WHAT YOU HAVE TO DO: Please transcribe the data that follows without the pictures, keeping every word the same.

[Stored data]
-----

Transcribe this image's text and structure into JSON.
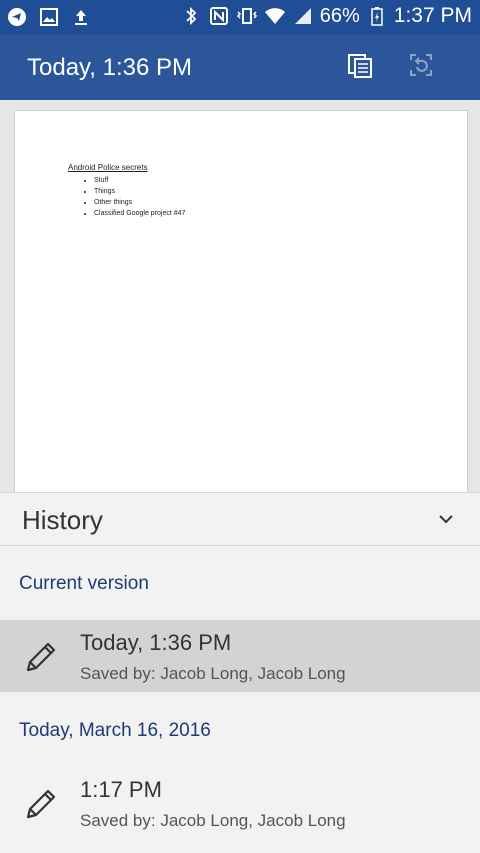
{
  "status_bar": {
    "battery": "66%",
    "time": "1:37 PM"
  },
  "app_bar": {
    "title": "Today, 1:36 PM"
  },
  "document": {
    "title": "Android Police secrets",
    "items": [
      "Stuff",
      "Things",
      "Other things",
      "Classified Google project #47"
    ]
  },
  "history": {
    "title": "History",
    "sections": [
      {
        "label": "Current version",
        "version": {
          "time": "Today, 1:36 PM",
          "saved_by": "Saved by: Jacob Long, Jacob Long"
        }
      },
      {
        "label": "Today, March 16, 2016",
        "version": {
          "time": "1:17 PM",
          "saved_by": "Saved by: Jacob Long, Jacob Long"
        }
      }
    ]
  },
  "icons": {
    "app_bar": [
      "document-pages-icon",
      "restore-icon"
    ],
    "status_left": [
      "telegram-icon",
      "gallery-icon",
      "upload-icon"
    ],
    "status_right": [
      "bluetooth-icon",
      "nfc-icon",
      "vibrate-icon",
      "wifi-icon",
      "signal-icon",
      "battery-charging-icon"
    ]
  },
  "colors": {
    "status_bar": "#1f4e96",
    "app_bar": "#2b579a",
    "section_label": "#1f3b73",
    "selected_row": "#d3d3d3"
  }
}
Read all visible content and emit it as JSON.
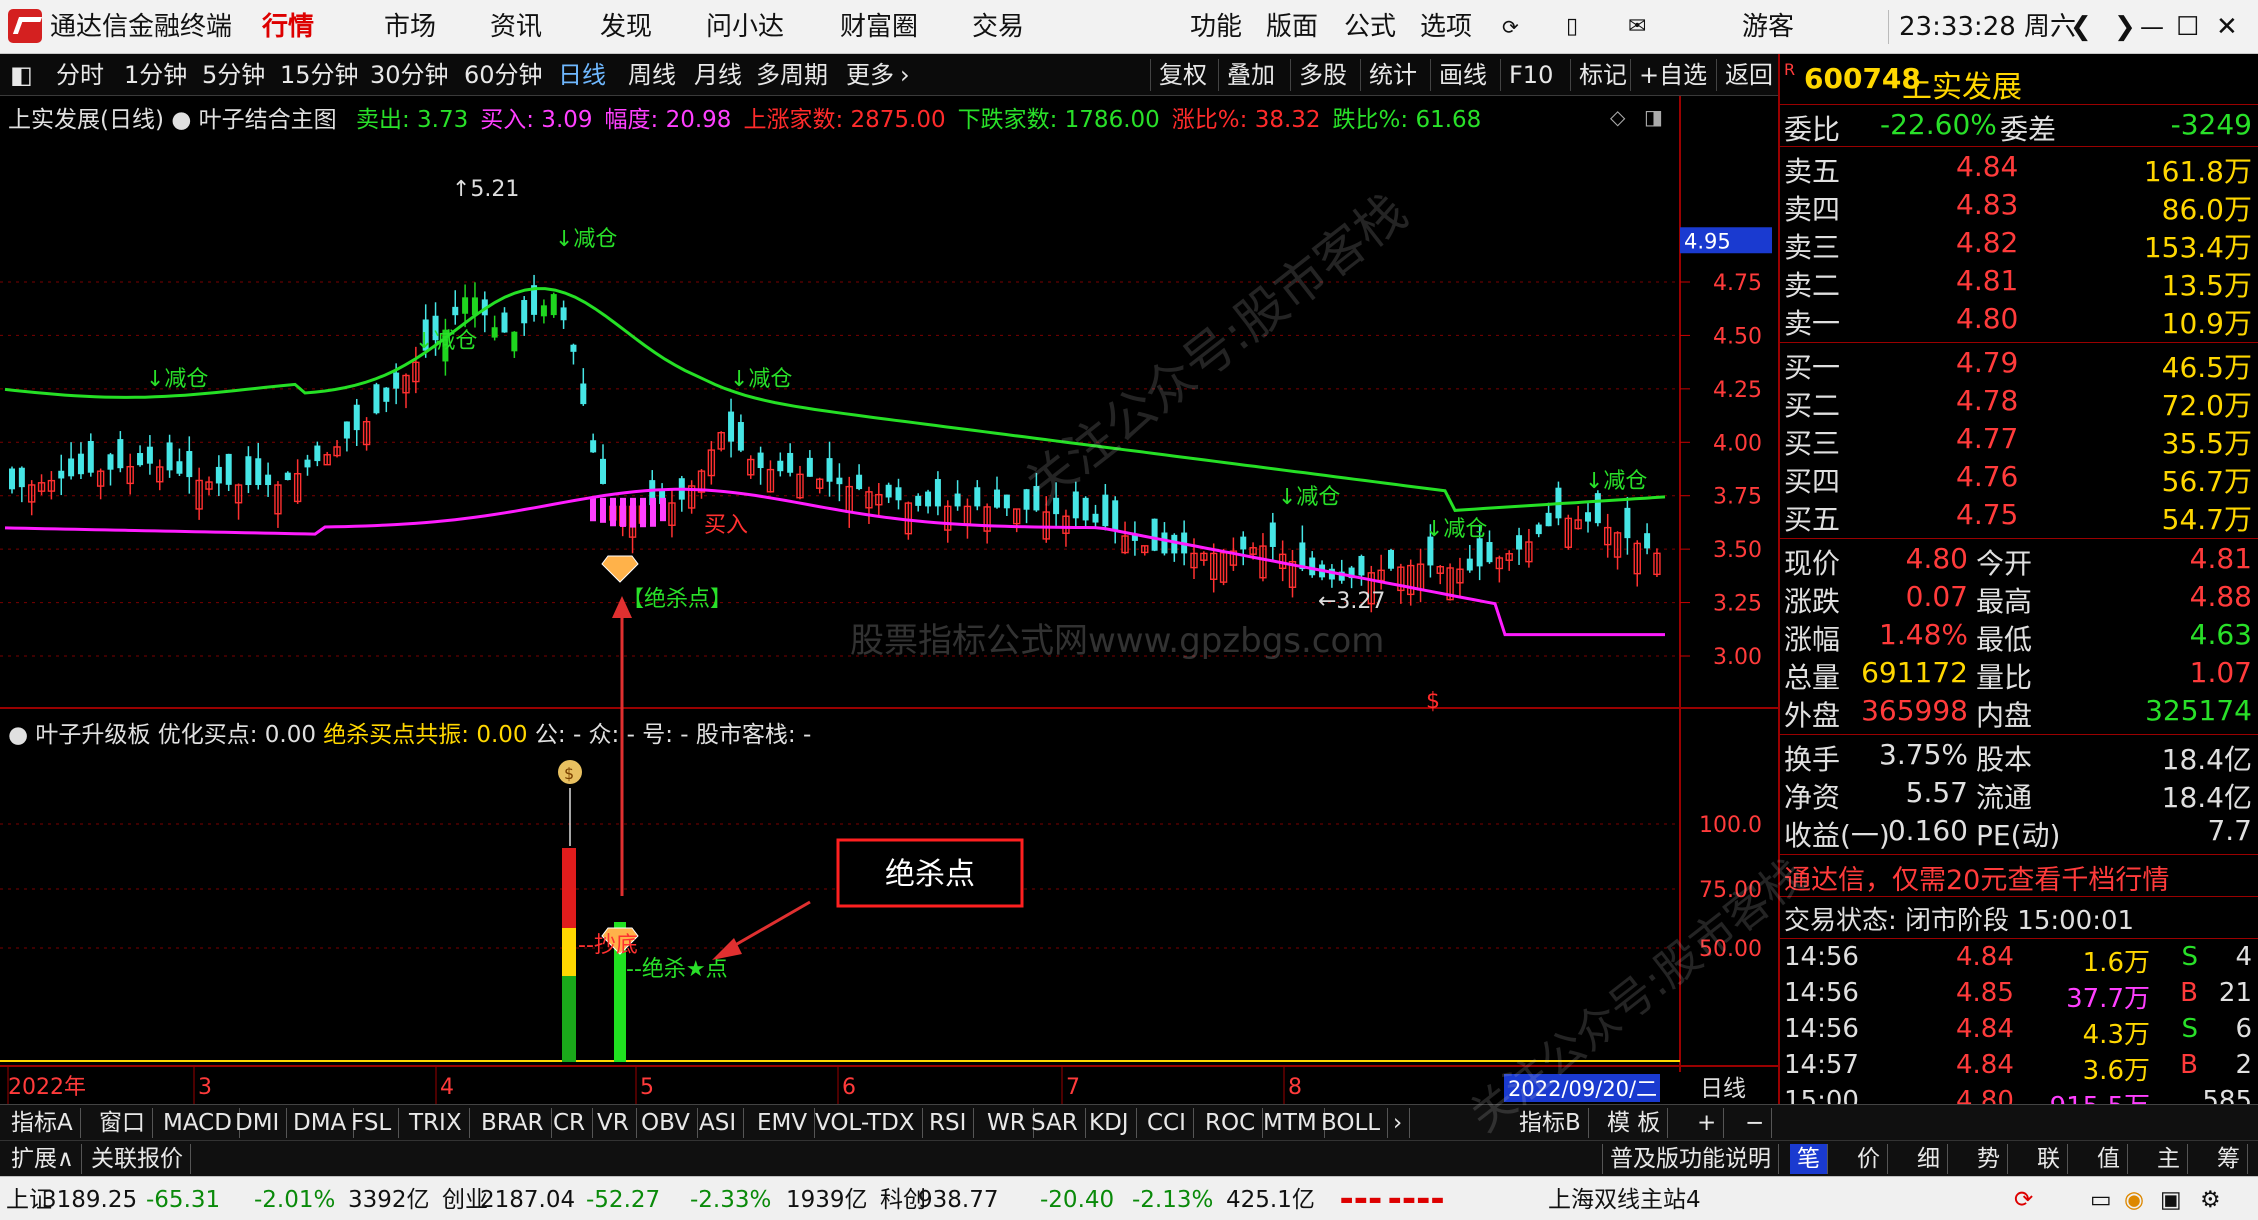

-----

PROBLEM SOLUTION:
Transcribe this image's text and structure into JSON.
{
  "status_bar": {
    "battery": "66%",
    "time": "1:37 PM"
  },
  "app_bar": {
    "title": "Today, 1:36 PM"
  },
  "document": {
    "title": "Android Police secrets",
    "items": [
      "Stuff",
      "Things",
      "Other things",
      "Classified Google project #47"
    ]
  },
  "history": {
    "title": "History",
    "sections": [
      {
        "label": "Current version",
        "version": {
          "time": "Today, 1:36 PM",
          "saved_by": "Saved by: Jacob Long, Jacob Long"
        }
      },
      {
        "label": "Today, March 16, 2016",
        "version": {
          "time": "1:17 PM",
          "saved_by": "Saved by: Jacob Long, Jacob Long"
        }
      }
    ]
  },
  "icons": {
    "app_bar": [
      "document-pages-icon",
      "restore-icon"
    ],
    "status_left": [
      "telegram-icon",
      "gallery-icon",
      "upload-icon"
    ],
    "status_right": [
      "bluetooth-icon",
      "nfc-icon",
      "vibrate-icon",
      "wifi-icon",
      "signal-icon",
      "battery-charging-icon"
    ]
  },
  "colors": {
    "status_bar": "#1f4e96",
    "app_bar": "#2b579a",
    "section_label": "#1f3b73",
    "selected_row": "#d3d3d3"
  }
}
Read all visible content and emit it as JSON.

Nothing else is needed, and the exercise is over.